• _Dataset rows about figures_
━━━━━━━━━━━━━━━━━━━━━━━━━━━━━━

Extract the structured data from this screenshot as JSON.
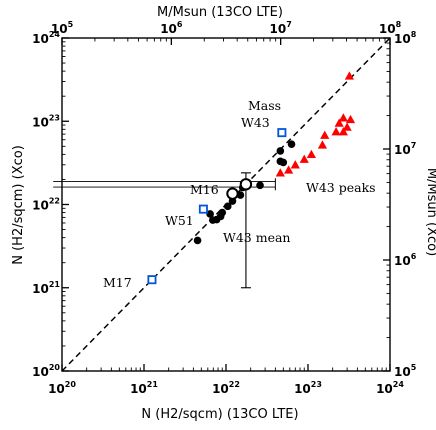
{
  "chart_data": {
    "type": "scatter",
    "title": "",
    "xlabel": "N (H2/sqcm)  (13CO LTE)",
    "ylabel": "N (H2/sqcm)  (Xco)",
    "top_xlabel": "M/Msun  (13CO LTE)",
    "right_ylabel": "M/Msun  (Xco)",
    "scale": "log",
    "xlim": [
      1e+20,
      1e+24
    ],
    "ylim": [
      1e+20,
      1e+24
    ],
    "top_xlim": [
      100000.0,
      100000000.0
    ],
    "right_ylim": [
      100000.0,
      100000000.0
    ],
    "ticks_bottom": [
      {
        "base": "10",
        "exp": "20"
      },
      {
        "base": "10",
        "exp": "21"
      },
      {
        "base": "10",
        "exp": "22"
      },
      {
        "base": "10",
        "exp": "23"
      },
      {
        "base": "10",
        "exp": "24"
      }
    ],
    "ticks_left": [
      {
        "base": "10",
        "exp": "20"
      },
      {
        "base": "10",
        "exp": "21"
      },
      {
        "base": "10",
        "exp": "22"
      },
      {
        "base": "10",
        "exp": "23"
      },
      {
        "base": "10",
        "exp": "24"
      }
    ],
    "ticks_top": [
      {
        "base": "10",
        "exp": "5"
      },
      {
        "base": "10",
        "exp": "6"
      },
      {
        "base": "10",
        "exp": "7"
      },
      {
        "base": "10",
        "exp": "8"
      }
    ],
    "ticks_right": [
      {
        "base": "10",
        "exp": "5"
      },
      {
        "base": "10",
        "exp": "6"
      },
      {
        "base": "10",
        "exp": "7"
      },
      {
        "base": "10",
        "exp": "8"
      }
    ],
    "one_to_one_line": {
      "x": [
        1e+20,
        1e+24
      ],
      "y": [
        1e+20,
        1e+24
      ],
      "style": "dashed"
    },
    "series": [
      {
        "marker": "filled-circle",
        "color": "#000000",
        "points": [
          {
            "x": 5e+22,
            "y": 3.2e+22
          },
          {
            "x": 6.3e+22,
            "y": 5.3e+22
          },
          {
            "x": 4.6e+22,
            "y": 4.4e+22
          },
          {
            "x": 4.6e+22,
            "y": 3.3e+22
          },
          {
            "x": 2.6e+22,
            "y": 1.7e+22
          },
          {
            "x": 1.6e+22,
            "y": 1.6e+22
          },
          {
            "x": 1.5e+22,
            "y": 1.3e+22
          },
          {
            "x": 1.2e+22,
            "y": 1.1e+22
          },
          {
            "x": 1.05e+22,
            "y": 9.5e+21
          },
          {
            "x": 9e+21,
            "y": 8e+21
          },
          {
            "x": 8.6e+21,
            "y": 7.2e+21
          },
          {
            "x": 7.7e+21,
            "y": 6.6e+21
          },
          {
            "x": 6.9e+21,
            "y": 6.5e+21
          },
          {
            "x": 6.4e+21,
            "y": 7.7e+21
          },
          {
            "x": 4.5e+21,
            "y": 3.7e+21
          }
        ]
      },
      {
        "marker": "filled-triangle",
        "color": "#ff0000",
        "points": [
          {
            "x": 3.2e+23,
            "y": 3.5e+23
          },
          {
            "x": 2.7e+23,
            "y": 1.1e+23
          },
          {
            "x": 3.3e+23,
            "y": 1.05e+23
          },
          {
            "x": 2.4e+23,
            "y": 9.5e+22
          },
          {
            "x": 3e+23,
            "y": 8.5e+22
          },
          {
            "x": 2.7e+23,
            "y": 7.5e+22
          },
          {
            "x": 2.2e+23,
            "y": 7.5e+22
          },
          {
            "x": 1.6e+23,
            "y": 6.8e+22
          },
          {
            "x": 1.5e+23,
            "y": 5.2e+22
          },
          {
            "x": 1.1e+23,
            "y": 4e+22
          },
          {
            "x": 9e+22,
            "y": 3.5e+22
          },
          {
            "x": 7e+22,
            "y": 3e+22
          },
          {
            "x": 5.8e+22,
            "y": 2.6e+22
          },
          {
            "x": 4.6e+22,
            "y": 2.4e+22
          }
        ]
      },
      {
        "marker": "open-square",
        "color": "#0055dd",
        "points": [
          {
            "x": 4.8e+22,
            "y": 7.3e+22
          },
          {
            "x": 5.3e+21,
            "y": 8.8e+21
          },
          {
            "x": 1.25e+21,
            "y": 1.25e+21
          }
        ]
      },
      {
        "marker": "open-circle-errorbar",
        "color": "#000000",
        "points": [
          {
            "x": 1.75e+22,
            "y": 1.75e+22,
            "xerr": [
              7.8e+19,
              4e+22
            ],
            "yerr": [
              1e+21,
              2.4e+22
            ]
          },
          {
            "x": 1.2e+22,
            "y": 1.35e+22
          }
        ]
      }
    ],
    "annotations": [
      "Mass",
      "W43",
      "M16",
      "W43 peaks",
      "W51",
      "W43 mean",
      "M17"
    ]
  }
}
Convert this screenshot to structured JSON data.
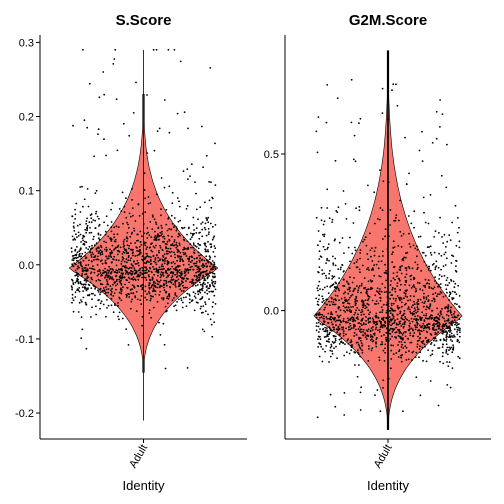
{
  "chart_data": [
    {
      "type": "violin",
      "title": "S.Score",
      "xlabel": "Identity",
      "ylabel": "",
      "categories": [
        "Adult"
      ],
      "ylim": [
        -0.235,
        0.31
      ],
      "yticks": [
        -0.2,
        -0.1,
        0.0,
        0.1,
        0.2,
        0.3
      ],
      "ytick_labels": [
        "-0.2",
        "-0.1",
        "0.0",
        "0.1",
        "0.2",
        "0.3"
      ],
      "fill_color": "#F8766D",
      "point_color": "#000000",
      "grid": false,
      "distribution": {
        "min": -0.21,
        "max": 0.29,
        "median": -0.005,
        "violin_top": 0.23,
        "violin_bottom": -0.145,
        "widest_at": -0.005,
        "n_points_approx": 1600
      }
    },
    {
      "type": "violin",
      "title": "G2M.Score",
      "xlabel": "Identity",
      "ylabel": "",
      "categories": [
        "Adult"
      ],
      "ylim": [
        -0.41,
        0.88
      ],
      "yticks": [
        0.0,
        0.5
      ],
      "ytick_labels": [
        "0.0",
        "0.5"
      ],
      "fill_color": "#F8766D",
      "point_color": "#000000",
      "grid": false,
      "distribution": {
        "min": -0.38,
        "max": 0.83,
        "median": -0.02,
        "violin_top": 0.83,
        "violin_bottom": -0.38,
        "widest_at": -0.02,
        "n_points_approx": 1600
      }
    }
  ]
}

━━━━━━━━━━━━━━━━━━━━━━━━━━━━━━

• _Instruction_
Skip the pictures and print each record exactly as it stands.

• _Answer to this problem_
Extract the structured data from this screenshot as JSON.
{
  "chart_data": {
    "type": "scatter",
    "title": "",
    "xlabel": "N (H2/sqcm)  (13CO LTE)",
    "ylabel": "N (H2/sqcm)  (Xco)",
    "top_xlabel": "M/Msun  (13CO LTE)",
    "right_ylabel": "M/Msun  (Xco)",
    "scale": "log",
    "xlim": [
      1e+20,
      1e+24
    ],
    "ylim": [
      1e+20,
      1e+24
    ],
    "top_xlim": [
      100000.0,
      100000000.0
    ],
    "right_ylim": [
      100000.0,
      100000000.0
    ],
    "ticks_bottom": [
      {
        "base": "10",
        "exp": "20"
      },
      {
        "base": "10",
        "exp": "21"
      },
      {
        "base": "10",
        "exp": "22"
      },
      {
        "base": "10",
        "exp": "23"
      },
      {
        "base": "10",
        "exp": "24"
      }
    ],
    "ticks_left": [
      {
        "base": "10",
        "exp": "20"
      },
      {
        "base": "10",
        "exp": "21"
      },
      {
        "base": "10",
        "exp": "22"
      },
      {
        "base": "10",
        "exp": "23"
      },
      {
        "base": "10",
        "exp": "24"
      }
    ],
    "ticks_top": [
      {
        "base": "10",
        "exp": "5"
      },
      {
        "base": "10",
        "exp": "6"
      },
      {
        "base": "10",
        "exp": "7"
      },
      {
        "base": "10",
        "exp": "8"
      }
    ],
    "ticks_right": [
      {
        "base": "10",
        "exp": "5"
      },
      {
        "base": "10",
        "exp": "6"
      },
      {
        "base": "10",
        "exp": "7"
      },
      {
        "base": "10",
        "exp": "8"
      }
    ],
    "one_to_one_line": {
      "x": [
        1e+20,
        1e+24
      ],
      "y": [
        1e+20,
        1e+24
      ],
      "style": "dashed"
    },
    "series": [
      {
        "marker": "filled-circle",
        "color": "#000000",
        "points": [
          {
            "x": 5e+22,
            "y": 3.2e+22
          },
          {
            "x": 6.3e+22,
            "y": 5.3e+22
          },
          {
            "x": 4.6e+22,
            "y": 4.4e+22
          },
          {
            "x": 4.6e+22,
            "y": 3.3e+22
          },
          {
            "x": 2.6e+22,
            "y": 1.7e+22
          },
          {
            "x": 1.6e+22,
            "y": 1.6e+22
          },
          {
            "x": 1.5e+22,
            "y": 1.3e+22
          },
          {
            "x": 1.2e+22,
            "y": 1.1e+22
          },
          {
            "x": 1.05e+22,
            "y": 9.5e+21
          },
          {
            "x": 9e+21,
            "y": 8e+21
          },
          {
            "x": 8.6e+21,
            "y": 7.2e+21
          },
          {
            "x": 7.7e+21,
            "y": 6.6e+21
          },
          {
            "x": 6.9e+21,
            "y": 6.5e+21
          },
          {
            "x": 6.4e+21,
            "y": 7.7e+21
          },
          {
            "x": 4.5e+21,
            "y": 3.7e+21
          }
        ]
      },
      {
        "marker": "filled-triangle",
        "color": "#ff0000",
        "points": [
          {
            "x": 3.2e+23,
            "y": 3.5e+23
          },
          {
            "x": 2.7e+23,
            "y": 1.1e+23
          },
          {
            "x": 3.3e+23,
            "y": 1.05e+23
          },
          {
            "x": 2.4e+23,
            "y": 9.5e+22
          },
          {
            "x": 3e+23,
            "y": 8.5e+22
          },
          {
            "x": 2.7e+23,
            "y": 7.5e+22
          },
          {
            "x": 2.2e+23,
            "y": 7.5e+22
          },
          {
            "x": 1.6e+23,
            "y": 6.8e+22
          },
          {
            "x": 1.5e+23,
            "y": 5.2e+22
          },
          {
            "x": 1.1e+23,
            "y": 4e+22
          },
          {
            "x": 9e+22,
            "y": 3.5e+22
          },
          {
            "x": 7e+22,
            "y": 3e+22
          },
          {
            "x": 5.8e+22,
            "y": 2.6e+22
          },
          {
            "x": 4.6e+22,
            "y": 2.4e+22
          }
        ]
      },
      {
        "marker": "open-square",
        "color": "#0055dd",
        "points": [
          {
            "x": 4.8e+22,
            "y": 7.3e+22
          },
          {
            "x": 5.3e+21,
            "y": 8.8e+21
          },
          {
            "x": 1.25e+21,
            "y": 1.25e+21
          }
        ]
      },
      {
        "marker": "open-circle-errorbar",
        "color": "#000000",
        "points": [
          {
            "x": 1.75e+22,
            "y": 1.75e+22,
            "xerr": [
              7.8e+19,
              4e+22
            ],
            "yerr": [
              1e+21,
              2.4e+22
            ]
          },
          {
            "x": 1.2e+22,
            "y": 1.35e+22
          }
        ]
      }
    ],
    "annotations": [
      "Mass",
      "W43",
      "M16",
      "W43 peaks",
      "W51",
      "W43 mean",
      "M17"
    ]
  }
}
Convert this screenshot to structured JSON data.
{
  "chart_data": [
    {
      "type": "violin",
      "title": "S.Score",
      "xlabel": "Identity",
      "ylabel": "",
      "categories": [
        "Adult"
      ],
      "ylim": [
        -0.235,
        0.31
      ],
      "yticks": [
        -0.2,
        -0.1,
        0.0,
        0.1,
        0.2,
        0.3
      ],
      "ytick_labels": [
        "-0.2",
        "-0.1",
        "0.0",
        "0.1",
        "0.2",
        "0.3"
      ],
      "fill_color": "#F8766D",
      "point_color": "#000000",
      "grid": false,
      "distribution": {
        "min": -0.21,
        "max": 0.29,
        "median": -0.005,
        "violin_top": 0.23,
        "violin_bottom": -0.145,
        "widest_at": -0.005,
        "n_points_approx": 1600
      }
    },
    {
      "type": "violin",
      "title": "G2M.Score",
      "xlabel": "Identity",
      "ylabel": "",
      "categories": [
        "Adult"
      ],
      "ylim": [
        -0.41,
        0.88
      ],
      "yticks": [
        0.0,
        0.5
      ],
      "ytick_labels": [
        "0.0",
        "0.5"
      ],
      "fill_color": "#F8766D",
      "point_color": "#000000",
      "grid": false,
      "distribution": {
        "min": -0.38,
        "max": 0.83,
        "median": -0.02,
        "violin_top": 0.83,
        "violin_bottom": -0.38,
        "widest_at": -0.02,
        "n_points_approx": 1600
      }
    }
  ]
}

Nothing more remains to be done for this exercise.